§ **What you are asked to do**
Take the line that contains "Transcribe this image's" and every line after it in the material below, and quote them exactly.

§ **Records for the exercise**
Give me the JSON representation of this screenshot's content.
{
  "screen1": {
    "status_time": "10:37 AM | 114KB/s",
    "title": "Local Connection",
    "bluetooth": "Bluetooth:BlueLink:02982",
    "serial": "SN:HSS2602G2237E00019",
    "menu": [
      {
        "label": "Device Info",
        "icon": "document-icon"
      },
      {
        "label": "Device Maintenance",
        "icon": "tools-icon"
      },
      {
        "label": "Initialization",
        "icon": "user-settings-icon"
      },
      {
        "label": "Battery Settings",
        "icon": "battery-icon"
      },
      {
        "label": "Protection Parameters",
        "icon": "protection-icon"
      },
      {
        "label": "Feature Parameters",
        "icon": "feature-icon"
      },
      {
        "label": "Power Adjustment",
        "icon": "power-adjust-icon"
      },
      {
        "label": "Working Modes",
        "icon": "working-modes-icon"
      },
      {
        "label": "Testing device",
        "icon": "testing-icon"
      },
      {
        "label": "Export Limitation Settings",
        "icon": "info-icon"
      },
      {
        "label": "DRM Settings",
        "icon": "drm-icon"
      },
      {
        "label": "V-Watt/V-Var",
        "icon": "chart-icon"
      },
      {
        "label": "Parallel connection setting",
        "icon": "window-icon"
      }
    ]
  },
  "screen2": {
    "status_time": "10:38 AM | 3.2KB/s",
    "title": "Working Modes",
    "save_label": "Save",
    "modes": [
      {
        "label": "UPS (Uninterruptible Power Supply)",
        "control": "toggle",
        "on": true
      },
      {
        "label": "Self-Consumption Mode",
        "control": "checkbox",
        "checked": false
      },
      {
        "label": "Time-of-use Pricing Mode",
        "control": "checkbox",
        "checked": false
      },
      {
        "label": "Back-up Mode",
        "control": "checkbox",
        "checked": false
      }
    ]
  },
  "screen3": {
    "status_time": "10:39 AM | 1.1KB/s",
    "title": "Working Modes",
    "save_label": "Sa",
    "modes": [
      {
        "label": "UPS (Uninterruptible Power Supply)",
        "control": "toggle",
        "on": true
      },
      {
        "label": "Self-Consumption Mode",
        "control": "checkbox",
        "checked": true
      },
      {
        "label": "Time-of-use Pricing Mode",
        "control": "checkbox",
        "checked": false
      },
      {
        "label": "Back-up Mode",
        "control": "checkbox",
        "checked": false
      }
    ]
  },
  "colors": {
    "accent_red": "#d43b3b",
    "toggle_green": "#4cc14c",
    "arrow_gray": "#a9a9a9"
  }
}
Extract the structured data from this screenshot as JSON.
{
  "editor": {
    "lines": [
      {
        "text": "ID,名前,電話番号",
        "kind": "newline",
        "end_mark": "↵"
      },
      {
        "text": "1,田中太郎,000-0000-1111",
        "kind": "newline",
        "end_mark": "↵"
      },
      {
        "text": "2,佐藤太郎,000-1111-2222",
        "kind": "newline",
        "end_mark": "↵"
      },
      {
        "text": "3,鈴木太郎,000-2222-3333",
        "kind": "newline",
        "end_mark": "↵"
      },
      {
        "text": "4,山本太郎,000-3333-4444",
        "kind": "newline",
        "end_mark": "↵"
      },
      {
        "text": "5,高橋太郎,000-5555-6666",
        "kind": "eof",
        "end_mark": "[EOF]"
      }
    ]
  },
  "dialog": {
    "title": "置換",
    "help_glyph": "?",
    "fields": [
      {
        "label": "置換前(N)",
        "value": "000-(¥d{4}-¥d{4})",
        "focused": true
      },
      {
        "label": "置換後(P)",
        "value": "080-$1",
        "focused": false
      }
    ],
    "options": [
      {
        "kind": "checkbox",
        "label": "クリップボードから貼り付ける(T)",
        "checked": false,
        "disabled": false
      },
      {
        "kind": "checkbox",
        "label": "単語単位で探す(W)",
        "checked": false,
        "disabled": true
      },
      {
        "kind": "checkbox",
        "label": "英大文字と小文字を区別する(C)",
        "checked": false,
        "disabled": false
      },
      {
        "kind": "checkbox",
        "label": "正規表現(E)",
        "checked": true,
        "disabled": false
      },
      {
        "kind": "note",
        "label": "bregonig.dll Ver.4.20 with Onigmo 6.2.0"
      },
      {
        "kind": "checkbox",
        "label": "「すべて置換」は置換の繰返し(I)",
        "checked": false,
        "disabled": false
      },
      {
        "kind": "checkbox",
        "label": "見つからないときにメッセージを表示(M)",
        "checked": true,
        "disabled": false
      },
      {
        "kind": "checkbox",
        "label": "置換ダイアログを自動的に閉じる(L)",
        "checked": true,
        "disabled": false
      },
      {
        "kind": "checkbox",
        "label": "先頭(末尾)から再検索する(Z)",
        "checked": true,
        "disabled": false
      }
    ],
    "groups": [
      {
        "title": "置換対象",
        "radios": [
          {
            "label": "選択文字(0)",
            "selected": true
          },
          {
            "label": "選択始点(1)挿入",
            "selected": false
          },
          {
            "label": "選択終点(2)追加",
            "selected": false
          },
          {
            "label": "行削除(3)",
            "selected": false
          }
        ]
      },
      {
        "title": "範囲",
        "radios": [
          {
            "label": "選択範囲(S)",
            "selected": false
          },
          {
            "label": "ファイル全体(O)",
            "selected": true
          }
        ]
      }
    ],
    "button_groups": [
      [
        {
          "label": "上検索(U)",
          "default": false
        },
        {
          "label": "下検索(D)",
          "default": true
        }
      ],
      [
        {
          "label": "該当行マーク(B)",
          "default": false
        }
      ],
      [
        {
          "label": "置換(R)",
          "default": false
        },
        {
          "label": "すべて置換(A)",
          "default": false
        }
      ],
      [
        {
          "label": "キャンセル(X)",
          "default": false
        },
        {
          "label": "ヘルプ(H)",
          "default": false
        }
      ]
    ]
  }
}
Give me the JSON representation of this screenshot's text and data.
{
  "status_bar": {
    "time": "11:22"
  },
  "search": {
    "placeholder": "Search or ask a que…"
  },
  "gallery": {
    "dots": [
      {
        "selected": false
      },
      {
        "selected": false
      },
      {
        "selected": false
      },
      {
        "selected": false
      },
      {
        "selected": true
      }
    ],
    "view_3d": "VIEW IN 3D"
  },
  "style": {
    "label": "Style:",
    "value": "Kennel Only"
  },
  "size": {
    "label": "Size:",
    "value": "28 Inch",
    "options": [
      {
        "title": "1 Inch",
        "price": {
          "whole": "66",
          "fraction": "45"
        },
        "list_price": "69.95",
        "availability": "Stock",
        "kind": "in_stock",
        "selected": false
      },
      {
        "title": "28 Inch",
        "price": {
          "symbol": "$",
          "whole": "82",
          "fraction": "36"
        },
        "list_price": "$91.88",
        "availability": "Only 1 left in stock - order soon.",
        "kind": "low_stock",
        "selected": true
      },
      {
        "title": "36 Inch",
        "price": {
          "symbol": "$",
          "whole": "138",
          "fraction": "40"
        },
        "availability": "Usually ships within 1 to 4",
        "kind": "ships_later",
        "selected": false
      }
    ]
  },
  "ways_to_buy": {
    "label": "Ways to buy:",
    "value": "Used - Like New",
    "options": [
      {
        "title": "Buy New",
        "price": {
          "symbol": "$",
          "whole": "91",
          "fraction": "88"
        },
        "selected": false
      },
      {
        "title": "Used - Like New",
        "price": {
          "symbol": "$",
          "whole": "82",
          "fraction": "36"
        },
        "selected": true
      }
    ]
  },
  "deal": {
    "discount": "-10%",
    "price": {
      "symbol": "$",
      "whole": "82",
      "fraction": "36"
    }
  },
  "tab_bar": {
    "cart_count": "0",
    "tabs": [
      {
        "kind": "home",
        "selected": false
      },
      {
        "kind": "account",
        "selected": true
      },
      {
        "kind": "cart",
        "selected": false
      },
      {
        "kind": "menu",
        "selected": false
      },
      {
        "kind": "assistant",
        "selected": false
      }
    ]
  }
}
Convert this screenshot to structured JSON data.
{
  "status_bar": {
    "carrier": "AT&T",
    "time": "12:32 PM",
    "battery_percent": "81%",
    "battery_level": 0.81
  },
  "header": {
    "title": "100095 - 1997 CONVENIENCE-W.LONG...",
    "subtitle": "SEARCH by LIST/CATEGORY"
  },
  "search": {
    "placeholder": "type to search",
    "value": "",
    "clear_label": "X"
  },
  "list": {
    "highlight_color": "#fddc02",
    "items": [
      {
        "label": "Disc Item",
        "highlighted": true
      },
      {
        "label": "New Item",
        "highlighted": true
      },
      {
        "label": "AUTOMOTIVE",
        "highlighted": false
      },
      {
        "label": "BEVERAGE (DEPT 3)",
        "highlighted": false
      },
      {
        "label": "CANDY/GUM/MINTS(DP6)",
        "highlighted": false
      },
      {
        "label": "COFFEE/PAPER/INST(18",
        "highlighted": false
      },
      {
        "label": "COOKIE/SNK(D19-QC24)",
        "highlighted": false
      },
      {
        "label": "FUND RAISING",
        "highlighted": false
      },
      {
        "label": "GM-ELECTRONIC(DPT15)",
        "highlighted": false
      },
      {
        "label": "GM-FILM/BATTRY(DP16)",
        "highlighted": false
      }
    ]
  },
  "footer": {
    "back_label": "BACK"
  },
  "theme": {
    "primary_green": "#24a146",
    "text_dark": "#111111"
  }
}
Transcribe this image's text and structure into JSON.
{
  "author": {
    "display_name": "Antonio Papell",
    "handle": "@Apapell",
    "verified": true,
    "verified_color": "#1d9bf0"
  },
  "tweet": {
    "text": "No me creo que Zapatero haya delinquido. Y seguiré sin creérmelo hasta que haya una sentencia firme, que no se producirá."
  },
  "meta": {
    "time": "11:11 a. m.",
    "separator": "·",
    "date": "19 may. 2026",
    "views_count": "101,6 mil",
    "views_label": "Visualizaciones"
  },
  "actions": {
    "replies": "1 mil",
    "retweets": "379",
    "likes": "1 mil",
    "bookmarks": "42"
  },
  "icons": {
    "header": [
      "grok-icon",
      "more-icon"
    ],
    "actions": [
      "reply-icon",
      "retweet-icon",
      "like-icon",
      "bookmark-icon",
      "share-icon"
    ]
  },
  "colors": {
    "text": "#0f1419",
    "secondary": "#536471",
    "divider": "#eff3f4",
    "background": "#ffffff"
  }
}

§ **Exercise solution**
Transcribe this image's text and structure into JSON.
{
  "author": {
    "display_name": "Antonio Papell",
    "handle": "@Apapell",
    "verified": true,
    "verified_color": "#1d9bf0"
  },
  "tweet": {
    "text": "No me creo que Zapatero haya delinquido. Y seguiré sin creérmelo hasta que haya una sentencia firme, que no se producirá."
  },
  "meta": {
    "time": "11:11 a. m.",
    "separator": "·",
    "date": "19 may. 2026",
    "views_count": "101,6 mil",
    "views_label": "Visualizaciones"
  },
  "actions": {
    "replies": "1 mil",
    "retweets": "379",
    "likes": "1 mil",
    "bookmarks": "42"
  },
  "icons": {
    "header": [
      "grok-icon",
      "more-icon"
    ],
    "actions": [
      "reply-icon",
      "retweet-icon",
      "like-icon",
      "bookmark-icon",
      "share-icon"
    ]
  },
  "colors": {
    "text": "#0f1419",
    "secondary": "#536471",
    "divider": "#eff3f4",
    "background": "#ffffff"
  }
}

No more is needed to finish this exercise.